▶ _Given problem_
Below are some records; repeat them all exactly, minus the pictures.

Extracted records:
━━━━

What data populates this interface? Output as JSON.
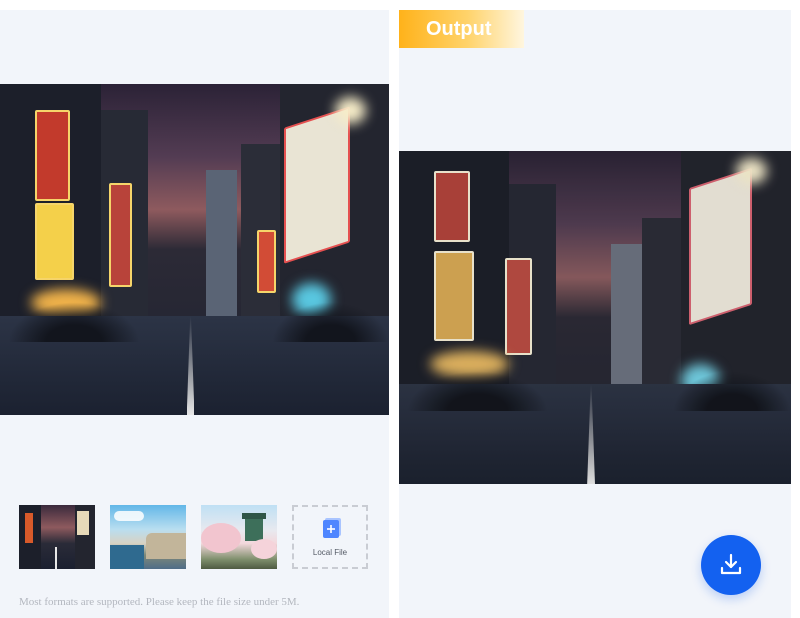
{
  "input_panel": {
    "image_alt": "Night city street with neon signs",
    "thumbnails": [
      {
        "name": "night-street"
      },
      {
        "name": "coastal-city"
      },
      {
        "name": "castle-cherry-blossom"
      }
    ],
    "local_file_label": "Local File",
    "hint": "Most formats are supported. Please keep the file size under 5M."
  },
  "output_panel": {
    "badge_label": "Output"
  },
  "colors": {
    "panel_bg": "#f2f5fa",
    "accent_blue": "#1361f0",
    "badge_orange": "#ffb21a"
  },
  "icons": {
    "upload": "file-plus-icon",
    "download": "download-icon"
  }
}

━━━━

▶ _Correct answer_
What data populates this interface? Output as JSON.
{
  "input_panel": {
    "image_alt": "Night city street with neon signs",
    "thumbnails": [
      {
        "name": "night-street"
      },
      {
        "name": "coastal-city"
      },
      {
        "name": "castle-cherry-blossom"
      }
    ],
    "local_file_label": "Local File",
    "hint": "Most formats are supported. Please keep the file size under 5M."
  },
  "output_panel": {
    "badge_label": "Output"
  },
  "colors": {
    "panel_bg": "#f2f5fa",
    "accent_blue": "#1361f0",
    "badge_orange": "#ffb21a"
  },
  "icons": {
    "upload": "file-plus-icon",
    "download": "download-icon"
  }
}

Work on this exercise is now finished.